# Do this
In the listing below, count the lines with "Gandhi" and report only the figure.

# Exercise material
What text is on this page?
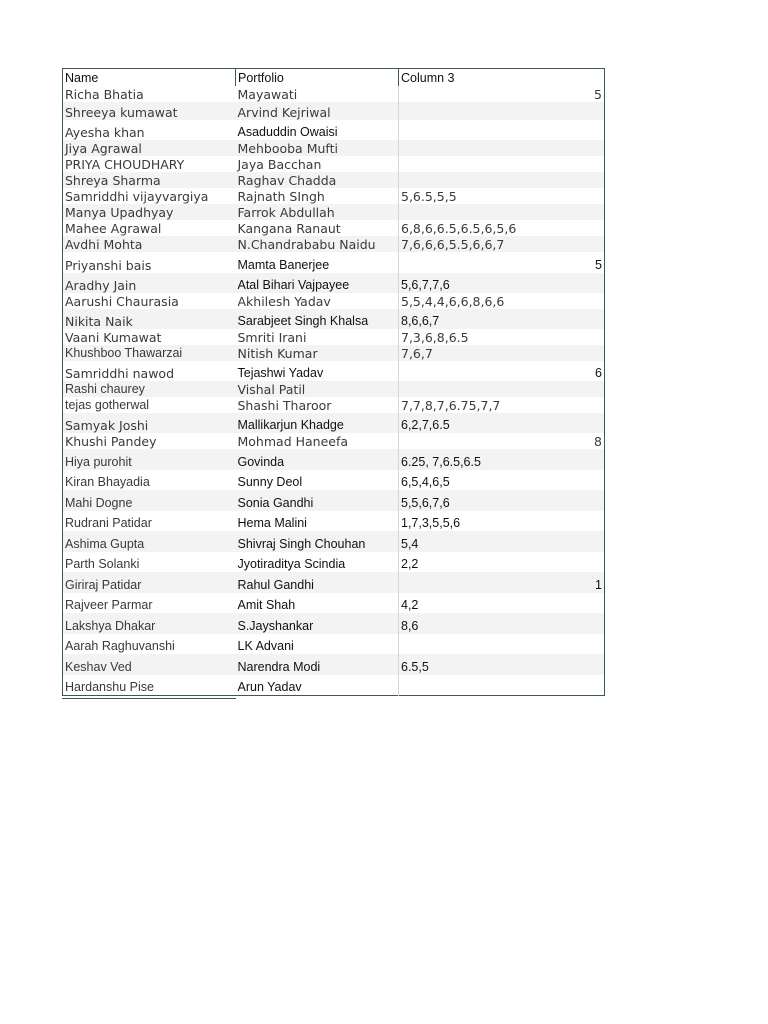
Name	Portfolio	Column 3
Richa Bhatia	Mayawati	5
Shreeya kumawat	Arvind Kejriwal	
Ayesha khan	Asaduddin Owaisi	
Jiya Agrawal	Mehbooba Mufti	
PRIYA CHOUDHARY	Jaya Bacchan	
Shreya Sharma	Raghav Chadda	
Samriddhi vijayvargiya	Rajnath SIngh	5,6.5,5,5
Manya Upadhyay	Farrok Abdullah	
Mahee Agrawal	Kangana Ranaut	6,8,6,6.5,6.5,6,5,6
Avdhi Mohta	N.Chandrababu Naidu	7,6,6,6,5.5,6,6,7
Priyanshi bais	Mamta Banerjee	5
Aradhy Jain	Atal Bihari Vajpayee	5,6,7,7,6
Aarushi Chaurasia	Akhilesh Yadav	5,5,4,4,6,6,8,6,6
Nikita Naik	Sarabjeet Singh Khalsa	8,6,6,7
Vaani Kumawat	Smriti Irani	7,3,6,8,6.5
Khushboo Thawarzai	Nitish Kumar	7,6,7
Samriddhi nawod	Tejashwi Yadav	6
Rashi chaurey	Vishal Patil	
tejas gotherwal	Shashi Tharoor	7,7,8,7,6.75,7,7
Samyak Joshi	Mallikarjun Khadge	6,2,7,6.5
Khushi Pandey	Mohmad Haneefa	8
Hiya purohit	Govinda	6.25, 7,6.5,6.5
Kiran Bhayadia	Sunny Deol	6,5,4,6,5
Mahi Dogne	Sonia Gandhi	5,5,6,7,6
Rudrani Patidar	Hema Malini	1,7,3,5,5,6
Ashima Gupta	Shivraj Singh Chouhan	5,4
Parth Solanki	Jyotiraditya Scindia	2,2
Giriraj Patidar	Rahul Gandhi	1
Rajveer Parmar	Amit Shah	4,2
Lakshya Dhakar	S.Jayshankar	8,6
Aarah Raghuvanshi	LK Advani	
Keshav Ved	Narendra Modi	6.5,5
Hardanshu Pise	Arun Yadav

# Problem solution
2